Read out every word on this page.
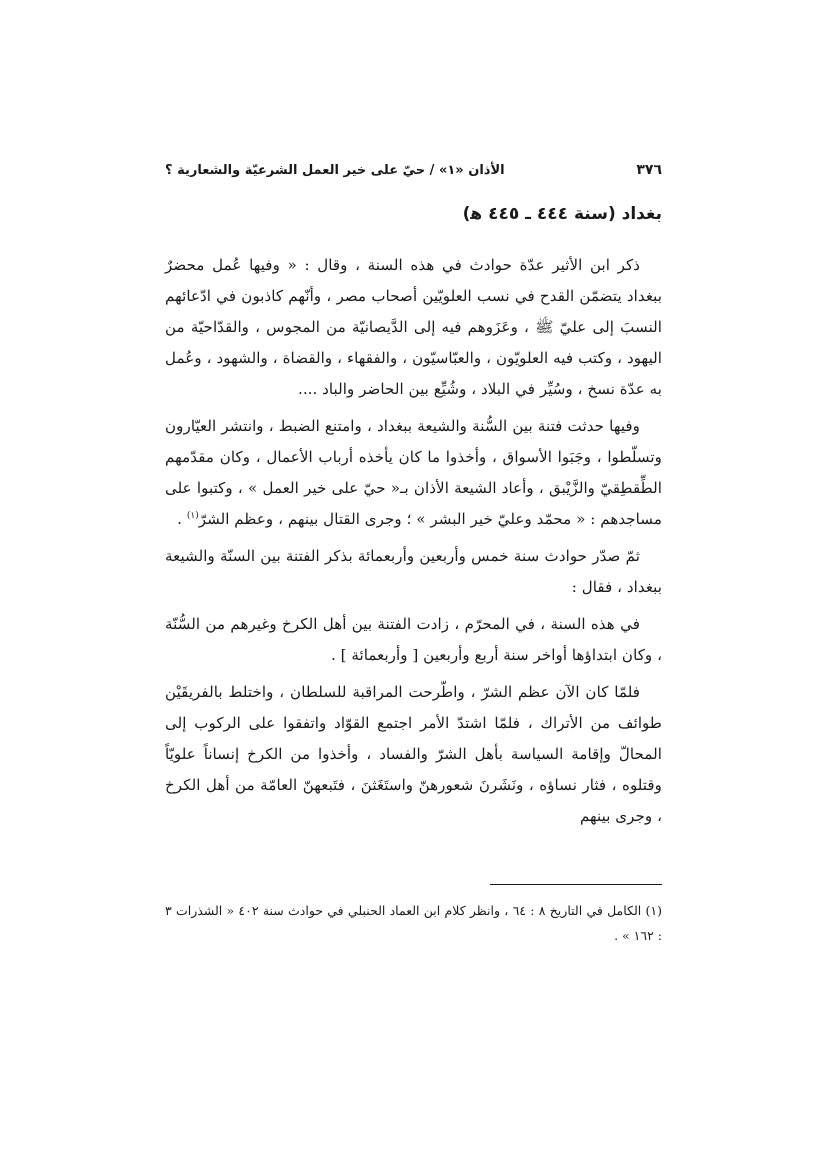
٣٧٦
الأذان «١» / حيّ على خير العمل الشرعيّة والشعارية ؟
بغداد (سنة ٤٤٤ ـ ٤٤٥ ﻫ)

ذكر ابن الأثير عدّة حوادث في هذه السنة ، وقال : « وفيها عُمل محضرٌ ببغداد يتضمّن القدح في نسب العلويّين أصحاب مصر ، وأنّهم كاذبون في ادّعائهم النسبَ إلى عليّ ﷺ ، وعَزَوهم فيه إلى الدَّيصانيّة من المجوس ، والقدّاحيّة من اليهود ، وكتب فيه العلويّون ، والعبّاسيّون ، والفقهاء ، والقضاة ، والشهود ، وعُمل به عدّة نسخ ، وسُيِّر في البلاد ، وشُيِّع بين الحاضر والباد ....

وفيها حدثت فتنة بين السُّنة والشيعة ببغداد ، وامتنع الضبط ، وانتشر العيّارون وتسلّطوا ، وجَبَوا الأسواق ، وأخذوا ما كان يأخذه أرباب الأعمال ، وكان مقدّمهم الطِّقطِقيّ والزَّيْبق ، وأعاد الشيعة الأذان بـ« حيّ على خير العمل » ، وكتبوا على مساجدهم : « محمّد وعليّ خير البشر » ؛ وجرى القتال بينهم ، وعظم الشرّ$^{(١)}$ .

ثمّ صدّر حوادث سنة خمس وأربعين وأربعمائة بذكر الفتنة بين السنّة والشيعة ببغداد ، فقال :

في هذه السنة ، في المحرّم ، زادت الفتنة بين أهل الكرخ وغيرهم من السُّنّة ، وكان ابتداؤها أواخر سنة أربع وأربعين [ وأربعمائة ] .

فلمّا كان الآن عظم الشرّ ، واطّرحت المراقبة للسلطان ، واختلط بالفريقَيْن طوائف من الأتراك ، فلمّا اشتدّ الأمر اجتمع القوّاد واتفقوا على الركوب إلى المحالّ وإقامة السياسة بأهل الشرّ والفساد ، وأخذوا من الكرخ إنساناً علويّاً وقتلوه ، فثار نساؤه ، ونَشَرنَ شعورهنّ واستَغَثنَ ، فتَبعهنّ العامّة من أهل الكرخ ، وجرى بينهم

(١) الكامل في التاريخ ٨ : ٦٤ ، وانظر كلام ابن العماد الحنبلي في حوادث سنة ٤٠٢ « الشذرات ٣ : ١٦٢ » .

□ □ □ □ □

● INSTRUCTION
From the entries above, collect every line with the string "وكان" in it.

● SOLVED EXERCISE
وفيها حدثت فتنة بين السُّنة والشيعة ببغداد ، وامتنع الضبط ، وانتشر العيّارون وتسلّطوا ، وجَبَوا الأسواق ، وأخذوا ما كان يأخذه أرباب الأعمال ، وكان مقدّمهم الطِّقطِقيّ والزَّيْبق ، وأعاد الشيعة الأذان بـ« حيّ على خير العمل » ، وكتبوا على مساجدهم : « محمّد وعليّ خير البشر » ؛ وجرى القتال بينهم ، وعظم الشرّ$^{(١)}$ .
في هذه السنة ، في المحرّم ، زادت الفتنة بين أهل الكرخ وغيرهم من السُّنّة ، وكان ابتداؤها أواخر سنة أربع وأربعين [ وأربعمائة ] .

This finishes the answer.